(Element region listings)

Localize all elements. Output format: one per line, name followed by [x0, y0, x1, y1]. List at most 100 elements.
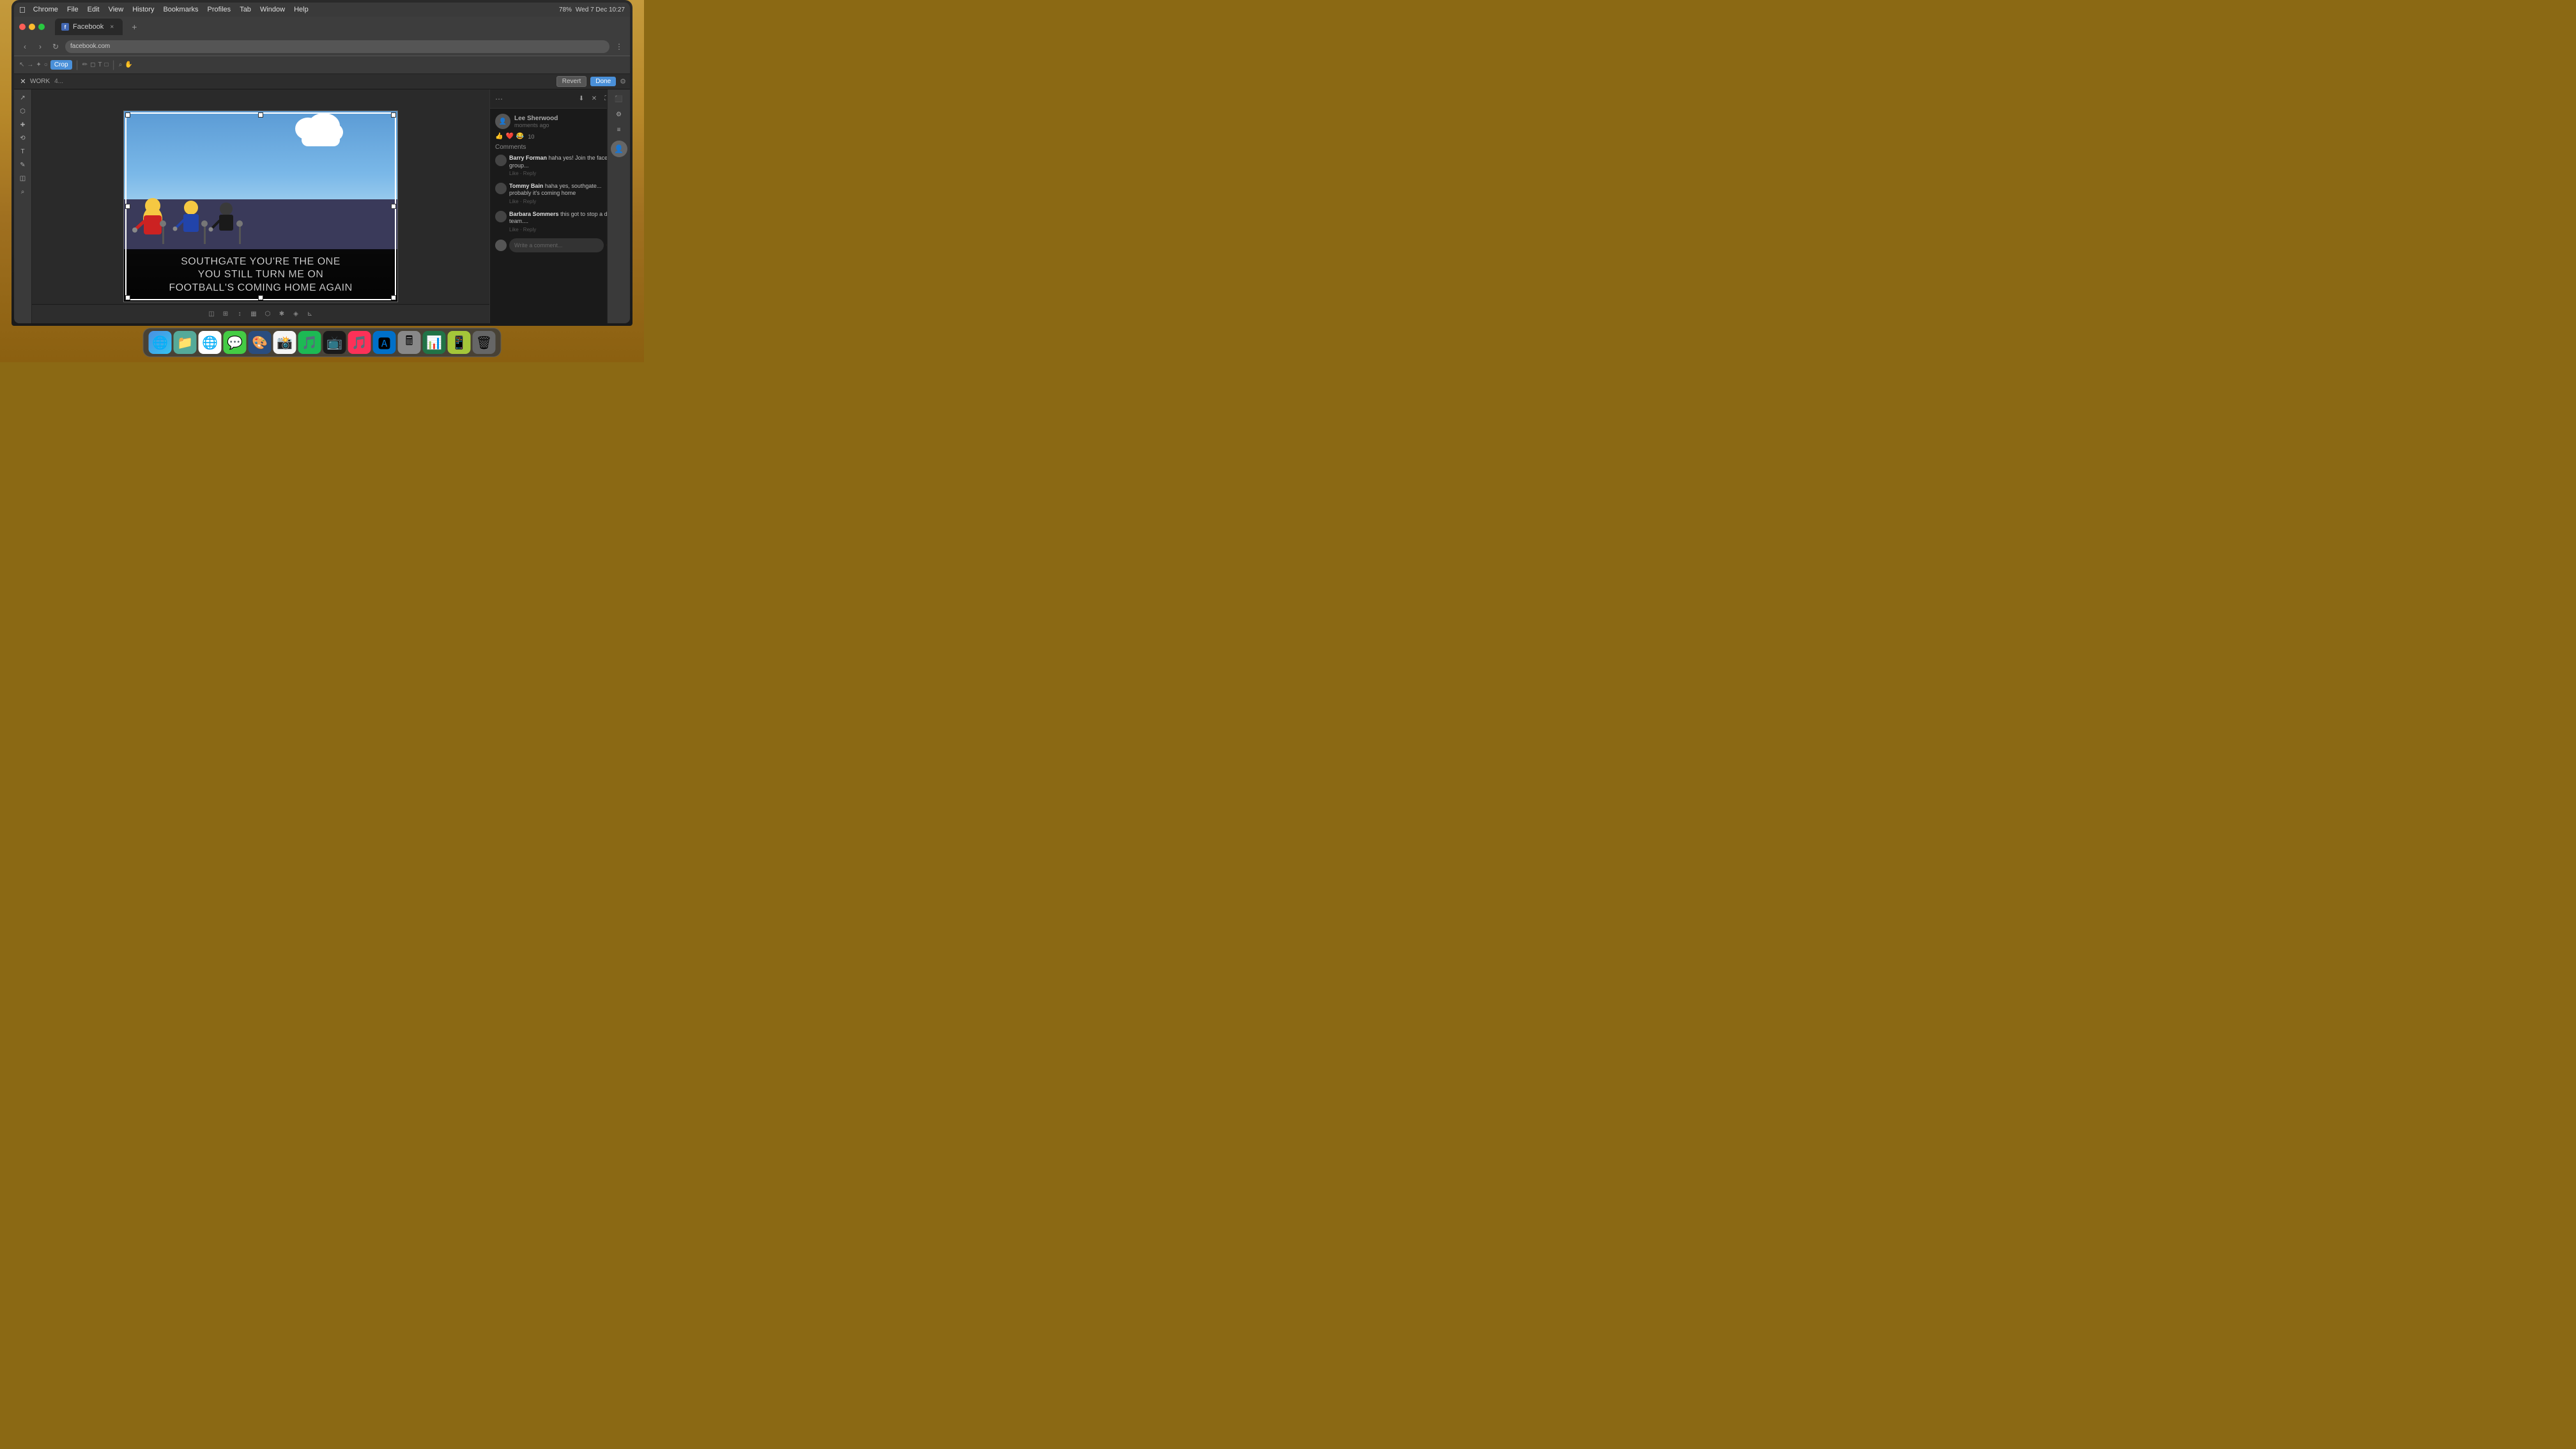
- ps-settings-icon[interactable]: ⚙: [620, 77, 626, 86]
- macos-menubar:  Chrome File Edit View History Bookmark…: [14, 3, 630, 17]
- ps-bottom-toolbar: ◫ ⊞ ↕ ▦ ⬡ ✱ ◈ ⊾: [32, 304, 489, 323]
- bottom-tool-8[interactable]: ⊾: [304, 309, 316, 320]
- refresh-button[interactable]: ↻: [50, 41, 61, 52]
- ps-tool-wand[interactable]: ✦: [36, 61, 41, 68]
- menu-file[interactable]: File: [67, 6, 79, 13]
- bottom-tool-2[interactable]: ⊞: [220, 309, 231, 320]
- tab-close-button[interactable]: ×: [107, 22, 116, 31]
- new-tab-button[interactable]: +: [128, 20, 141, 33]
- back-button[interactable]: ‹: [19, 41, 31, 52]
- ps-filename: 4...: [54, 78, 63, 85]
- menu-bookmarks[interactable]: Bookmarks: [163, 6, 198, 13]
- ps-tool-shapes[interactable]: □: [104, 61, 108, 68]
- ps-tool-type[interactable]: T: [98, 61, 102, 68]
- ps-right-tool-2[interactable]: ⚙: [610, 107, 628, 121]
- macos-status-bar: 78% Wed 7 Dec 10:27: [559, 6, 625, 13]
- meme-image: SOUTHGATE YOU'RE THE ONE YOU STILL TURN …: [123, 111, 398, 302]
- simpsons-characters: [127, 190, 306, 250]
- ps-tool-arrow[interactable]: →: [27, 61, 33, 68]
- chrome-tab-facebook[interactable]: f Facebook ×: [55, 19, 123, 35]
- menu-profiles[interactable]: Profiles: [208, 6, 231, 13]
- menu-window[interactable]: Window: [260, 6, 285, 13]
- ps-left-tool-5[interactable]: T: [17, 146, 29, 157]
- bottom-tool-3[interactable]: ↕: [234, 309, 245, 320]
- dock-icon-folder[interactable]: 📁: [174, 331, 197, 354]
- dock-icon-photoshop[interactable]: 🎨: [249, 331, 272, 354]
- meme-text-overlay: SOUTHGATE YOU'RE THE ONE YOU STILL TURN …: [124, 249, 397, 302]
- current-user-avatar: [495, 240, 507, 251]
- user-avatar-circle: 👤: [611, 141, 627, 157]
- revert-button[interactable]: Revert: [556, 76, 586, 87]
- ps-close-button[interactable]: ✕: [18, 77, 28, 87]
- fullscreen-window-button[interactable]: [38, 24, 45, 30]
- comment-input[interactable]: Write a comment...: [509, 238, 604, 252]
- done-button[interactable]: Done: [590, 77, 616, 86]
- minimize-window-button[interactable]: [29, 24, 35, 30]
- dock-icon-android[interactable]: 📱: [448, 331, 471, 354]
- dock-icon-tv[interactable]: 📺: [323, 331, 346, 354]
- dock-icon-finder[interactable]: 🌐: [149, 331, 172, 354]
- ps-tool-lasso[interactable]: ○: [44, 61, 48, 68]
- apple-logo-icon: : [19, 5, 26, 15]
- panel-save-icon[interactable]: ⬇: [576, 94, 586, 104]
- panel-close-icon[interactable]: ✕: [589, 94, 599, 104]
- chrome-browser: f Facebook × + ‹ › ↻ facebook.com ⋮ ↖ →: [14, 17, 630, 323]
- comments-label: Comments: [495, 144, 526, 151]
- battery-status: 78%: [559, 6, 572, 13]
- bottom-tool-7[interactable]: ◈: [290, 309, 302, 320]
- bottom-tool-4[interactable]: ▦: [248, 309, 259, 320]
- dock-icon-trash[interactable]: 🗑: [473, 331, 496, 354]
- datetime-status: Wed 7 Dec 10:27: [576, 6, 625, 13]
- reaction-count: 10: [528, 134, 534, 140]
- ps-tool-zoom[interactable]: ⌕: [119, 61, 123, 68]
- dock-icon-calculator[interactable]: 🖩: [398, 331, 421, 354]
- menu-tab[interactable]: Tab: [240, 6, 251, 13]
- comment3-avatar: [495, 211, 507, 222]
- comments-section-header: Comments ▾: [495, 144, 625, 151]
- chrome-titlebar: f Facebook × +: [14, 17, 630, 37]
- ps-tool-hand[interactable]: ✋: [125, 61, 132, 68]
- ps-right-tool-3[interactable]: ≡: [610, 123, 628, 137]
- menu-help[interactable]: Help: [294, 6, 309, 13]
- dock-icon-music[interactable]: 🎵: [348, 331, 371, 354]
- meme-text-line3: FOOTBALL'S COMING HOME AGAIN: [129, 282, 392, 295]
- panel-dots-icon[interactable]: ⋯: [495, 95, 503, 103]
- ps-left-tool-2[interactable]: ⬡: [17, 105, 29, 117]
- menu-edit[interactable]: Edit: [88, 6, 100, 13]
- forward-button[interactable]: ›: [34, 41, 46, 52]
- ps-right-tool-1[interactable]: ⬛: [610, 92, 628, 106]
- menu-history[interactable]: History: [132, 6, 154, 13]
- comment-item-3: Barbara Sommers this got to stop a decen…: [495, 211, 625, 234]
- mac-dock: 🌐 📁 🌐 💬 🎨 📸 🎵 📺 🎵 🅰 🖩 📊 📱 🗑: [143, 328, 502, 357]
- ps-left-tool-7[interactable]: ◫: [17, 172, 29, 184]
- address-bar[interactable]: facebook.com: [65, 40, 610, 53]
- ps-tool-select[interactable]: ↖: [19, 61, 24, 68]
- dock-icon-messages[interactable]: 💬: [224, 331, 247, 354]
- ps-left-tool-8[interactable]: ⌕: [17, 186, 29, 197]
- laptop-screen:  Chrome File Edit View History Bookmark…: [14, 3, 630, 323]
- ps-tool-brush[interactable]: ✏: [82, 61, 88, 68]
- menu-view[interactable]: View: [109, 6, 124, 13]
- comment2-avatar: [495, 183, 507, 194]
- meme-text-line2: YOU STILL TURN ME ON: [129, 268, 392, 282]
- ps-tool-crop-active[interactable]: Crop: [50, 60, 72, 70]
- bottom-tool-1[interactable]: ◫: [206, 309, 217, 320]
- fb-post-timestamp: moments ago: [514, 122, 558, 128]
- close-window-button[interactable]: [19, 24, 26, 30]
- love-icon: ❤️: [505, 133, 513, 140]
- dock-icon-chrome[interactable]: 🌐: [199, 331, 222, 354]
- menu-chrome[interactable]: Chrome: [33, 6, 58, 13]
- bottom-tool-6[interactable]: ✱: [276, 309, 288, 320]
- dock-icon-appstore[interactable]: 🅰: [373, 331, 396, 354]
- ps-left-tool-6[interactable]: ✎: [17, 159, 29, 171]
- ps-left-tool-4[interactable]: ⟲: [17, 132, 29, 144]
- extensions-button[interactable]: ⋮: [613, 41, 625, 52]
- dock-icon-spotify[interactable]: 🎵: [298, 331, 321, 354]
- ps-tool-eraser[interactable]: ◻: [90, 61, 95, 68]
- ps-left-tool-1[interactable]: ↗: [17, 92, 29, 103]
- dock-icon-photos[interactable]: 📸: [273, 331, 296, 354]
- bottom-tool-5[interactable]: ⬡: [262, 309, 273, 320]
- dock-icon-excel[interactable]: 📊: [423, 331, 446, 354]
- ps-toolbar-main: ↖ → ✦ ○ Crop | ✏ ◻ T □ | ⌕ ✋: [14, 56, 630, 74]
- ps-left-tool-3[interactable]: ✚: [17, 119, 29, 130]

▸ **Work to be completed**: Rewrite all of the data above with every "dock-icon" changed to "dock-app" and everything else left as it is. Omit the pictures from your answer.

▸ **Reply**:
Localize all elements. Output format: one per line, name followed by [x0, y0, x1, y1]. List at most 100 elements.
- ps-settings-icon[interactable]: ⚙: [620, 77, 626, 86]
- macos-menubar:  Chrome File Edit View History Bookmark…: [14, 3, 630, 17]
- ps-bottom-toolbar: ◫ ⊞ ↕ ▦ ⬡ ✱ ◈ ⊾: [32, 304, 489, 323]
- bottom-tool-8[interactable]: ⊾: [304, 309, 316, 320]
- refresh-button[interactable]: ↻: [50, 41, 61, 52]
- ps-tool-wand[interactable]: ✦: [36, 61, 41, 68]
- menu-file[interactable]: File: [67, 6, 79, 13]
- bottom-tool-2[interactable]: ⊞: [220, 309, 231, 320]
- tab-close-button[interactable]: ×: [107, 22, 116, 31]
- new-tab-button[interactable]: +: [128, 20, 141, 33]
- back-button[interactable]: ‹: [19, 41, 31, 52]
- ps-filename: 4...: [54, 78, 63, 85]
- menu-bookmarks[interactable]: Bookmarks: [163, 6, 198, 13]
- ps-tool-shapes[interactable]: □: [104, 61, 108, 68]
- ps-tool-type[interactable]: T: [98, 61, 102, 68]
- ps-right-tool-2[interactable]: ⚙: [610, 107, 628, 121]
- macos-status-bar: 78% Wed 7 Dec 10:27: [559, 6, 625, 13]
- meme-image: SOUTHGATE YOU'RE THE ONE YOU STILL TURN …: [123, 111, 398, 302]
- simpsons-characters: [127, 190, 306, 250]
- ps-tool-arrow[interactable]: →: [27, 61, 33, 68]
- chrome-tab-facebook[interactable]: f Facebook ×: [55, 19, 123, 35]
- menu-profiles[interactable]: Profiles: [208, 6, 231, 13]
- menu-window[interactable]: Window: [260, 6, 285, 13]
- ps-left-tool-5[interactable]: T: [17, 146, 29, 157]
- bottom-tool-3[interactable]: ↕: [234, 309, 245, 320]
- dock-app-folder[interactable]: 📁: [174, 331, 197, 354]
- dock-app-photoshop[interactable]: 🎨: [249, 331, 272, 354]
- meme-text-overlay: SOUTHGATE YOU'RE THE ONE YOU STILL TURN …: [124, 249, 397, 302]
- current-user-avatar: [495, 240, 507, 251]
- user-avatar-circle: 👤: [611, 141, 627, 157]
- revert-button[interactable]: Revert: [556, 76, 586, 87]
- ps-close-button[interactable]: ✕: [18, 77, 28, 87]
- fullscreen-window-button[interactable]: [38, 24, 45, 30]
- comment-input[interactable]: Write a comment...: [509, 238, 604, 252]
- done-button[interactable]: Done: [590, 77, 616, 86]
- minimize-window-button[interactable]: [29, 24, 35, 30]
- dock-app-android[interactable]: 📱: [448, 331, 471, 354]
- dock-app-tv[interactable]: 📺: [323, 331, 346, 354]
- dock-app-finder[interactable]: 🌐: [149, 331, 172, 354]
- ps-tool-lasso[interactable]: ○: [44, 61, 48, 68]
- apple-logo-icon: : [19, 5, 26, 15]
- panel-save-icon[interactable]: ⬇: [576, 94, 586, 104]
- panel-close-icon[interactable]: ✕: [589, 94, 599, 104]
- chrome-browser: f Facebook × + ‹ › ↻ facebook.com ⋮ ↖ →: [14, 17, 630, 323]
- comments-label: Comments: [495, 144, 526, 151]
- battery-status: 78%: [559, 6, 572, 13]
- bottom-tool-7[interactable]: ◈: [290, 309, 302, 320]
- bottom-tool-4[interactable]: ▦: [248, 309, 259, 320]
- dock-app-trash[interactable]: 🗑: [473, 331, 496, 354]
- datetime-status: Wed 7 Dec 10:27: [576, 6, 625, 13]
- reaction-count: 10: [528, 134, 534, 140]
- ps-tool-zoom[interactable]: ⌕: [119, 61, 123, 68]
- dock-app-calculator[interactable]: 🖩: [398, 331, 421, 354]
- menu-tab[interactable]: Tab: [240, 6, 251, 13]
- comment3-avatar: [495, 211, 507, 222]
- comments-section-header: Comments ▾: [495, 144, 625, 151]
- chrome-titlebar: f Facebook × +: [14, 17, 630, 37]
- ps-tool-hand[interactable]: ✋: [125, 61, 132, 68]
- ps-right-tool-3[interactable]: ≡: [610, 123, 628, 137]
- menu-help[interactable]: Help: [294, 6, 309, 13]
- dock-app-music[interactable]: 🎵: [348, 331, 371, 354]
- meme-text-line3: FOOTBALL'S COMING HOME AGAIN: [129, 282, 392, 295]
- panel-dots-icon[interactable]: ⋯: [495, 95, 503, 103]
- ps-left-tool-2[interactable]: ⬡: [17, 105, 29, 117]
- menu-edit[interactable]: Edit: [88, 6, 100, 13]
- forward-button[interactable]: ›: [34, 41, 46, 52]
- ps-right-tool-1[interactable]: ⬛: [610, 92, 628, 106]
- menu-history[interactable]: History: [132, 6, 154, 13]
- comment-item-3: Barbara Sommers this got to stop a decen…: [495, 211, 625, 234]
- mac-dock: 🌐 📁 🌐 💬 🎨 📸 🎵 📺 🎵 🅰 🖩 📊 📱 🗑: [143, 328, 502, 357]
- ps-left-tool-7[interactable]: ◫: [17, 172, 29, 184]
- address-bar[interactable]: facebook.com: [65, 40, 610, 53]
- ps-tool-select[interactable]: ↖: [19, 61, 24, 68]
- dock-app-messages[interactable]: 💬: [224, 331, 247, 354]
- ps-left-tool-8[interactable]: ⌕: [17, 186, 29, 197]
- laptop-screen:  Chrome File Edit View History Bookmark…: [14, 3, 630, 323]
- ps-tool-brush[interactable]: ✏: [82, 61, 88, 68]
- menu-view[interactable]: View: [109, 6, 124, 13]
- comment2-avatar: [495, 183, 507, 194]
- meme-text-line2: YOU STILL TURN ME ON: [129, 268, 392, 282]
- ps-tool-crop-active[interactable]: Crop: [50, 60, 72, 70]
- bottom-tool-1[interactable]: ◫: [206, 309, 217, 320]
- fb-post-timestamp: moments ago: [514, 122, 558, 128]
- close-window-button[interactable]: [19, 24, 26, 30]
- love-icon: ❤️: [505, 133, 513, 140]
- dock-app-chrome[interactable]: 🌐: [199, 331, 222, 354]
- menu-chrome[interactable]: Chrome: [33, 6, 58, 13]
- bottom-tool-6[interactable]: ✱: [276, 309, 288, 320]
- dock-app-appstore[interactable]: 🅰: [373, 331, 396, 354]
- ps-left-tool-6[interactable]: ✎: [17, 159, 29, 171]
- ps-left-tool-4[interactable]: ⟲: [17, 132, 29, 144]
- extensions-button[interactable]: ⋮: [613, 41, 625, 52]
- dock-app-spotify[interactable]: 🎵: [298, 331, 321, 354]
- ps-tool-eraser[interactable]: ◻: [90, 61, 95, 68]
- ps-left-tool-1[interactable]: ↗: [17, 92, 29, 103]
- dock-app-photos[interactable]: 📸: [273, 331, 296, 354]
- bottom-tool-5[interactable]: ⬡: [262, 309, 273, 320]
- dock-app-excel[interactable]: 📊: [423, 331, 446, 354]
- ps-toolbar-main: ↖ → ✦ ○ Crop | ✏ ◻ T □ | ⌕ ✋: [14, 56, 630, 74]
- ps-left-tool-3[interactable]: ✚: [17, 119, 29, 130]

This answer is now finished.